▸ **Material provided**:
-.-.-
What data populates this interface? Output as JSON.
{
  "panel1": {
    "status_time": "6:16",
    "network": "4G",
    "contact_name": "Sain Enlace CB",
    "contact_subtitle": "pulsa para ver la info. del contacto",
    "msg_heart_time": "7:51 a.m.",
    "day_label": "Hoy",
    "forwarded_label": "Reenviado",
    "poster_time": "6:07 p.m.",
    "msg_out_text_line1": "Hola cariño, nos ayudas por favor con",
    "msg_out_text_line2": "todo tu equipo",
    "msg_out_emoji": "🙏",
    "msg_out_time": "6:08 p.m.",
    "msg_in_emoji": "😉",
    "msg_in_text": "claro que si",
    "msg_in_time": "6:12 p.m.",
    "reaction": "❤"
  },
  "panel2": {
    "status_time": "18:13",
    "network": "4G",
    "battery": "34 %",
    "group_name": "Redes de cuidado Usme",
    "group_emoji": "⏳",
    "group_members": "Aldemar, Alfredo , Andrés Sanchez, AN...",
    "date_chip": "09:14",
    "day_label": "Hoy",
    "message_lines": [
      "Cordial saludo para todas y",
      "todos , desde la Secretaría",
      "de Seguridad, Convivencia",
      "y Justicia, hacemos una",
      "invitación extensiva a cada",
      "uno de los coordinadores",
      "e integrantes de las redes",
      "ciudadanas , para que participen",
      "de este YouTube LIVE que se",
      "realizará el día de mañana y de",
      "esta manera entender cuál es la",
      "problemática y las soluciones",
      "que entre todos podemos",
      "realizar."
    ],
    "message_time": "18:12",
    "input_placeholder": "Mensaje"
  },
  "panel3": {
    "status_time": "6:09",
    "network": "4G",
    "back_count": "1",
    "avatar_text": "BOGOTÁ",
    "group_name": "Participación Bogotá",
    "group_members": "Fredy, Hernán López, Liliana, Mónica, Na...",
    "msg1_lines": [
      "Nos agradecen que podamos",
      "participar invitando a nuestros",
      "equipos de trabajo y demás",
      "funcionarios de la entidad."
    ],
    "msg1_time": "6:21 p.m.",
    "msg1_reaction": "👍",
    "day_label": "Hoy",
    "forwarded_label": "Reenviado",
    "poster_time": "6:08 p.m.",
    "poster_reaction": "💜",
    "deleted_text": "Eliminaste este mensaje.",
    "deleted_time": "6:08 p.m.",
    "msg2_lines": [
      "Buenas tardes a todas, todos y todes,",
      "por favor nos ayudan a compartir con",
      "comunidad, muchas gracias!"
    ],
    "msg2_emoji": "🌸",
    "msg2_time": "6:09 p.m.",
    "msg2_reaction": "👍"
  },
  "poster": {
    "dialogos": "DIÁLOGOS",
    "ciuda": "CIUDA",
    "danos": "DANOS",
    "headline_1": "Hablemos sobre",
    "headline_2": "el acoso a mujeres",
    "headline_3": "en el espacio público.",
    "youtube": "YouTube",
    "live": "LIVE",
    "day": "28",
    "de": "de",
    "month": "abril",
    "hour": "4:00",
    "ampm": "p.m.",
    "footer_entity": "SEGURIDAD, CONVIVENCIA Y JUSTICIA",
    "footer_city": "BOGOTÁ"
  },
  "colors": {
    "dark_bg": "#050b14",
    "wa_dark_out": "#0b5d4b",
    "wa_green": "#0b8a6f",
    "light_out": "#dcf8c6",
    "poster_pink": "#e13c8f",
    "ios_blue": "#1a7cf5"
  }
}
-.-.-
▸ **Aim**: Take each line of the material that contains the word "este" and list it.

▸ **Exercise result**:
      "de este YouTube LIVE que se",
    "deleted_text": "Eliminaste este mensaje.",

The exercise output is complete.